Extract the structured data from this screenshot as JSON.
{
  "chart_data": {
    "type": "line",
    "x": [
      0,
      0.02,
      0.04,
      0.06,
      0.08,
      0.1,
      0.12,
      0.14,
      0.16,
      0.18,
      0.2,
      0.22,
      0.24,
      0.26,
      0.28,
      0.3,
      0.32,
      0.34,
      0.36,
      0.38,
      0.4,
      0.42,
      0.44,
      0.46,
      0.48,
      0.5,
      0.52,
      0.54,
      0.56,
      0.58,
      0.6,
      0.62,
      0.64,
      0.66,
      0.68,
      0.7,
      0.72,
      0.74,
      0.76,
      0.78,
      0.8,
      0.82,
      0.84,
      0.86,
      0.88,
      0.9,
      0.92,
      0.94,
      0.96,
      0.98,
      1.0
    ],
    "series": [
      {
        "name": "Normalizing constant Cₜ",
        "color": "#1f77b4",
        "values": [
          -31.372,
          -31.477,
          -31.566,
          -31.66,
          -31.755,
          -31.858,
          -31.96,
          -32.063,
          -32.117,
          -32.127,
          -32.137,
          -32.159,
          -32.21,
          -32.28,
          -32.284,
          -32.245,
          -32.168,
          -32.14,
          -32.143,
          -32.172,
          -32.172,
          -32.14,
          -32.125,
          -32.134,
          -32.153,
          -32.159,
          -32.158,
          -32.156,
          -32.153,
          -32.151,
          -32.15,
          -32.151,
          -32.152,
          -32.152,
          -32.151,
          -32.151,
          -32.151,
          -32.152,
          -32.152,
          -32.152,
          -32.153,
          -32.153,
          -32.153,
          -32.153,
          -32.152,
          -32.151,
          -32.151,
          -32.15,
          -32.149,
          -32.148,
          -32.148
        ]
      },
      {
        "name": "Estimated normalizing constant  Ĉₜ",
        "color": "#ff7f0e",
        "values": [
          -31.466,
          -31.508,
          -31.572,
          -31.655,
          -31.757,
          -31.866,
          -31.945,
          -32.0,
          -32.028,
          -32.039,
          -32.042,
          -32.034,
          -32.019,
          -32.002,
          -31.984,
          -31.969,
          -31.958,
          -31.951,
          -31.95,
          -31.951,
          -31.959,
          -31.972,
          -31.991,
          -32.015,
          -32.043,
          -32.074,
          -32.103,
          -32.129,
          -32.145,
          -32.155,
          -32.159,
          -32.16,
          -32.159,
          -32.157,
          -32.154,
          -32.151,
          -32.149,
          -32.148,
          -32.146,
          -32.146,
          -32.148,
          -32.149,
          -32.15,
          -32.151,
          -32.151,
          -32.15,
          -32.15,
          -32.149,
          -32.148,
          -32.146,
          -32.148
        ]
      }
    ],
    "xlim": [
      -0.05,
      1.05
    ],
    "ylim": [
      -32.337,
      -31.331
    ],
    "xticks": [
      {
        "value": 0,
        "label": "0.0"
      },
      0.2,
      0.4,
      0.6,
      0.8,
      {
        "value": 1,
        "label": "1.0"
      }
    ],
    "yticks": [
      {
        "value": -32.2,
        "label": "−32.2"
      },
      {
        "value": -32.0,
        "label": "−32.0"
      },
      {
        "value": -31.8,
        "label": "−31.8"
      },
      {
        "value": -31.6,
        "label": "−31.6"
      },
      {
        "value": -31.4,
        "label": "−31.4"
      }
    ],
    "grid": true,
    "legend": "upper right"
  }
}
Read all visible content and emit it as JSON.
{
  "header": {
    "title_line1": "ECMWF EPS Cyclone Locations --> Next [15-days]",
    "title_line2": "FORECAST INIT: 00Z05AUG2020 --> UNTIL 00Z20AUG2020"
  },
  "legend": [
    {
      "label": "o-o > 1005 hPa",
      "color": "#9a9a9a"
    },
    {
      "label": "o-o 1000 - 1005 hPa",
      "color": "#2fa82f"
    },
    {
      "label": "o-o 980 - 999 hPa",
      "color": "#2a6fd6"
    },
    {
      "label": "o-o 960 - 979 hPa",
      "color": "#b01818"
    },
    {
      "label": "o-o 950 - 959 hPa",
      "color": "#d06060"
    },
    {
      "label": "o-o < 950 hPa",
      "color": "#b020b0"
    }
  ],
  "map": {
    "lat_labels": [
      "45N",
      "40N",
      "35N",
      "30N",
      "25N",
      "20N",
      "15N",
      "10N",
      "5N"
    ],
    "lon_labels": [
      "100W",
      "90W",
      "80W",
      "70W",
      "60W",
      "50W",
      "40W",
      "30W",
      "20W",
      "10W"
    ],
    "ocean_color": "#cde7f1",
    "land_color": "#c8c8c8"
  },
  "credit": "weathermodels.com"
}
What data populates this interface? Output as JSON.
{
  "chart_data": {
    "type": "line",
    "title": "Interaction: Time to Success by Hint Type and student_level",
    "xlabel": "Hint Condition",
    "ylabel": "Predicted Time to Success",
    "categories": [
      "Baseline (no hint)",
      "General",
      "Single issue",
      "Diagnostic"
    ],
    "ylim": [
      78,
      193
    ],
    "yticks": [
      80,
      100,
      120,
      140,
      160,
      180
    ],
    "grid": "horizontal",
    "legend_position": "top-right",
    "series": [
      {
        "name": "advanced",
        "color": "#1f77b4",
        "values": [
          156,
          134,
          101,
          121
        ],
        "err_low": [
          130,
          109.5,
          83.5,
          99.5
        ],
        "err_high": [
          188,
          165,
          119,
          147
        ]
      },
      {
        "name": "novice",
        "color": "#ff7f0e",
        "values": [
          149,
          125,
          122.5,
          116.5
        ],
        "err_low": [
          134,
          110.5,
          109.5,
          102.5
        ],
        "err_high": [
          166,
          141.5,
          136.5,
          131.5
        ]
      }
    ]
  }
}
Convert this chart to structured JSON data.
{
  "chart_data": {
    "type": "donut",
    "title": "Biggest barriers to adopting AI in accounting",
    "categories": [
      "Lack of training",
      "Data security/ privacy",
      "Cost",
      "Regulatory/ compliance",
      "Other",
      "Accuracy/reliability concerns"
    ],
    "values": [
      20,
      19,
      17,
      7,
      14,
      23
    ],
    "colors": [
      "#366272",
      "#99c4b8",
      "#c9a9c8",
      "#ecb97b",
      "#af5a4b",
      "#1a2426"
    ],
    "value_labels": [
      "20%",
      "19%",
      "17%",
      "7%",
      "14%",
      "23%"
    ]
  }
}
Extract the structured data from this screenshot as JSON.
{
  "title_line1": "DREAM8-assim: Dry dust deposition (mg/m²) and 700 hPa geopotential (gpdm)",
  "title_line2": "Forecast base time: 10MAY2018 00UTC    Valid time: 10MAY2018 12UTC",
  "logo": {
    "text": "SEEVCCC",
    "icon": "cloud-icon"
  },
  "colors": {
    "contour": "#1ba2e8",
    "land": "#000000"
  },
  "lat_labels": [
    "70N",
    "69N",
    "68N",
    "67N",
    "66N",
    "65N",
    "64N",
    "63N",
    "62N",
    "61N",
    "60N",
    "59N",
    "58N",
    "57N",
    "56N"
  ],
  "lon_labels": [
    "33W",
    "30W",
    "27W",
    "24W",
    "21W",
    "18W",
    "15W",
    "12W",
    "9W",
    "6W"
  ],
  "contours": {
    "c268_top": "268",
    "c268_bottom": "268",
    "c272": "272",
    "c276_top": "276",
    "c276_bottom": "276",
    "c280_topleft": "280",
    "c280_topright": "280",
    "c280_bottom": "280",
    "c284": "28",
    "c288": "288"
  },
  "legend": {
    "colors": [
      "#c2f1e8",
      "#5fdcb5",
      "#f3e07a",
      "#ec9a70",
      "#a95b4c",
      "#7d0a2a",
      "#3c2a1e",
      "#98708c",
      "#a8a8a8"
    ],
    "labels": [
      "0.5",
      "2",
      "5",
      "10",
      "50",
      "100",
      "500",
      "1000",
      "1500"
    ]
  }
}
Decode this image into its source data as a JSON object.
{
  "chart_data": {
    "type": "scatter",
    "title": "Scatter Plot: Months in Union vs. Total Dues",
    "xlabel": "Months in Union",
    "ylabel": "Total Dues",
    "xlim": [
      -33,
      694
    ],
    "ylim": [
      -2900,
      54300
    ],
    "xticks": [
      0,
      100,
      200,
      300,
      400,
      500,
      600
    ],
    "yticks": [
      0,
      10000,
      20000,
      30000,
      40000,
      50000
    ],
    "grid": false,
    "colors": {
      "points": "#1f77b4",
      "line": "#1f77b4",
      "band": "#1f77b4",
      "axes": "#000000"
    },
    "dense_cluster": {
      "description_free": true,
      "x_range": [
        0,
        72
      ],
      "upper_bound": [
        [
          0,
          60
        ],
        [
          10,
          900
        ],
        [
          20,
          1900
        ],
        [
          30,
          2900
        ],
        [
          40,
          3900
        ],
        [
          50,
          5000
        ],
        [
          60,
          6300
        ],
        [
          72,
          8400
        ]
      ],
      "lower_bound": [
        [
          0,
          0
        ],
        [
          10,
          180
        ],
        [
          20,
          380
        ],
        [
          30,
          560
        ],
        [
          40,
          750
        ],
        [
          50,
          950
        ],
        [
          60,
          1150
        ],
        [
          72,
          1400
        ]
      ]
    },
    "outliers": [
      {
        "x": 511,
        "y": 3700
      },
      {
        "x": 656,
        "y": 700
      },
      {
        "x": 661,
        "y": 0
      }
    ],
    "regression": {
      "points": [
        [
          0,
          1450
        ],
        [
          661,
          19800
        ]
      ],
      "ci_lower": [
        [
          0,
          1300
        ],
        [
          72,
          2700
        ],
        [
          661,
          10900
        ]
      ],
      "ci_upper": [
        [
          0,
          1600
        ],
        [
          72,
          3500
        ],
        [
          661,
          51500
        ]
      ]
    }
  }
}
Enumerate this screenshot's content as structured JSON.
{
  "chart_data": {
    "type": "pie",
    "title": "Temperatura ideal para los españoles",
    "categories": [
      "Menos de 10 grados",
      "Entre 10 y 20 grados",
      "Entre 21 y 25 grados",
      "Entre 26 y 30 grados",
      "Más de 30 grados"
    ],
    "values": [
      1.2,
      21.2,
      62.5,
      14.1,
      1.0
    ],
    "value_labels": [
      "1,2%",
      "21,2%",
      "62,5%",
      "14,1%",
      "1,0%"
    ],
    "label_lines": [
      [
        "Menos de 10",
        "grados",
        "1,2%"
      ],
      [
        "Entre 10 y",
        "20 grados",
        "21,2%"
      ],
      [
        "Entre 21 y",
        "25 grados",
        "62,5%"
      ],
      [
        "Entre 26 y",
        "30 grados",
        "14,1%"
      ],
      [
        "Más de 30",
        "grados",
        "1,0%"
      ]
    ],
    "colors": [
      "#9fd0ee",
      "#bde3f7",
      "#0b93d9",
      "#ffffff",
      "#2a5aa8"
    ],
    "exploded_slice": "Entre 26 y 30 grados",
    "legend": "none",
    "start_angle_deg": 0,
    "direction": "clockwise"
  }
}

* Exercise details: Give the count of lines holding the word "constant", with no other words.

* Output below: 2